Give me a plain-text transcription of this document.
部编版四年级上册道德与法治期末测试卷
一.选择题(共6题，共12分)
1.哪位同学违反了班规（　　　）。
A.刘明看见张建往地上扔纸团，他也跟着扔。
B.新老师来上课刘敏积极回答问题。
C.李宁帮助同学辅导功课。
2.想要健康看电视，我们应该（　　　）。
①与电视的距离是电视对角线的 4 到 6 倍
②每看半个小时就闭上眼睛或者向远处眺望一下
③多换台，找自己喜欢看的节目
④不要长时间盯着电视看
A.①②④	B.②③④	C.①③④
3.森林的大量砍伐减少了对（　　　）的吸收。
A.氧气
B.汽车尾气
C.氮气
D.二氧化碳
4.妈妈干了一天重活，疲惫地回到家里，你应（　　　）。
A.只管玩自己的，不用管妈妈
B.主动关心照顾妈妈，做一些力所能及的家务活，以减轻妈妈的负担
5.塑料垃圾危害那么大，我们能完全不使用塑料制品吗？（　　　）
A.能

Exercise objective
Would you write down every record again, exactly?

Result below
Give me a plain-text transcription of this document.
部编版四年级上册道德与法治期末测试卷
一.选择题(共6题，共12分)
1.哪位同学违反了班规（　　　）。
A.刘明看见张建往地上扔纸团，他也跟着扔。
B.新老师来上课刘敏积极回答问题。
C.李宁帮助同学辅导功课。
2.想要健康看电视，我们应该（　　　）。
①与电视的距离是电视对角线的 4 到 6 倍
②每看半个小时就闭上眼睛或者向远处眺望一下
③多换台，找自己喜欢看的节目
④不要长时间盯着电视看
A.①②④	B.②③④	C.①③④
3.森林的大量砍伐减少了对（　　　）的吸收。
A.氧气
B.汽车尾气
C.氮气
D.二氧化碳
4.妈妈干了一天重活，疲惫地回到家里，你应（　　　）。
A.只管玩自己的，不用管妈妈
B.主动关心照顾妈妈，做一些力所能及的家务活，以减轻妈妈的负担
5.塑料垃圾危害那么大，我们能完全不使用塑料制品吗？（　　　）
A.能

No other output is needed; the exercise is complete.